**Task instructions**.
Without the images, print all the entries below exactly as given.

[Collection entries]

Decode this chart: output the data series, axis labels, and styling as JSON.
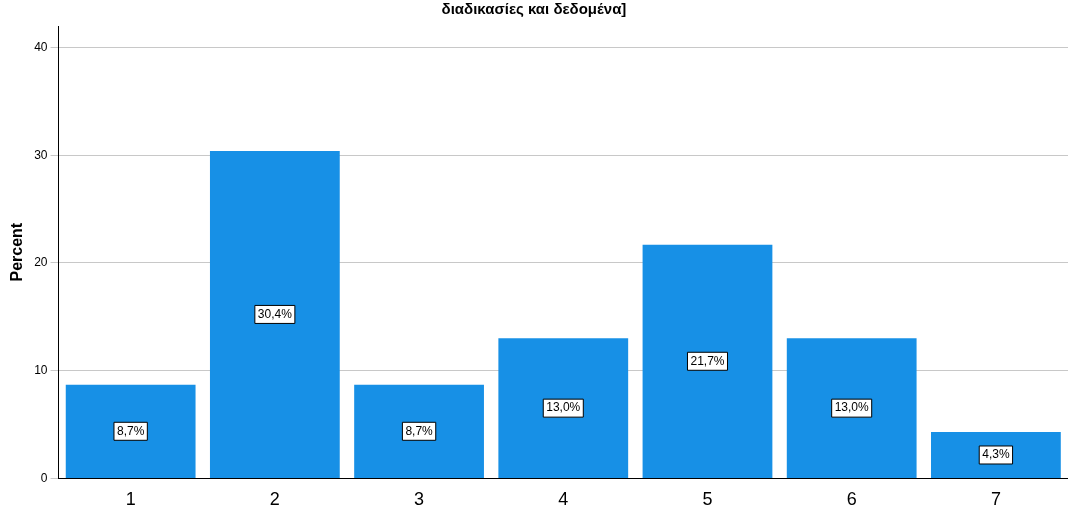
{
  "chart_data": {
    "type": "bar",
    "title": "διαδικασίες και δεδομένα]",
    "ylabel": "Percent",
    "categories": [
      "1",
      "2",
      "3",
      "4",
      "5",
      "6",
      "7"
    ],
    "values": [
      8.7,
      30.4,
      8.7,
      13.0,
      21.7,
      13.0,
      4.3
    ],
    "value_labels": [
      "8,7%",
      "30,4%",
      "8,7%",
      "13,0%",
      "21,7%",
      "13,0%",
      "4,3%"
    ],
    "color": "#1790e6",
    "ylim": [
      0,
      42
    ],
    "yticks": [
      0,
      10,
      20,
      30,
      40
    ],
    "grid": "y",
    "legend": false
  }
}
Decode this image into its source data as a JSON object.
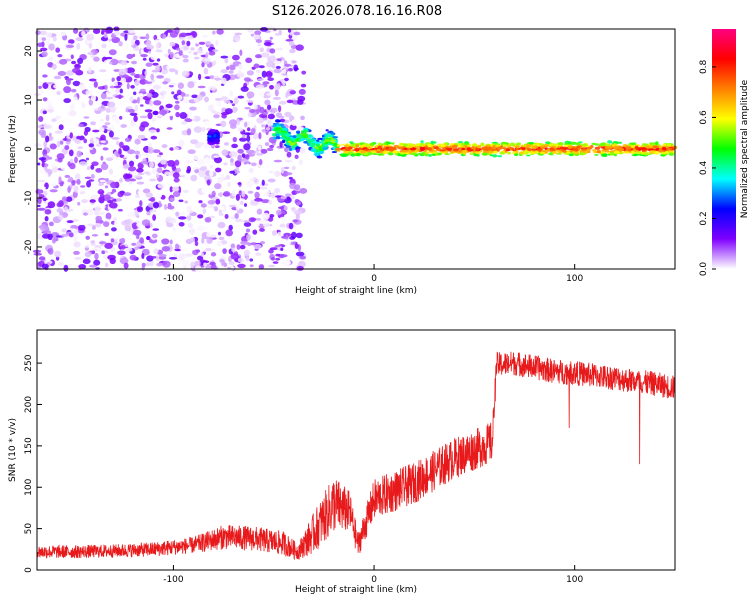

**Solution for this problem**.
Decode this chart: output the data series, axis labels, and styling as JSON.
{
  "chart_data": {
    "type": "bar",
    "title": "διαδικασίες και δεδομένα]",
    "ylabel": "Percent",
    "categories": [
      "1",
      "2",
      "3",
      "4",
      "5",
      "6",
      "7"
    ],
    "values": [
      8.7,
      30.4,
      8.7,
      13.0,
      21.7,
      13.0,
      4.3
    ],
    "value_labels": [
      "8,7%",
      "30,4%",
      "8,7%",
      "13,0%",
      "21,7%",
      "13,0%",
      "4,3%"
    ],
    "color": "#1790e6",
    "ylim": [
      0,
      42
    ],
    "yticks": [
      0,
      10,
      20,
      30,
      40
    ],
    "grid": "y",
    "legend": false
  }
}
Decode this image into its source data as a JSON object.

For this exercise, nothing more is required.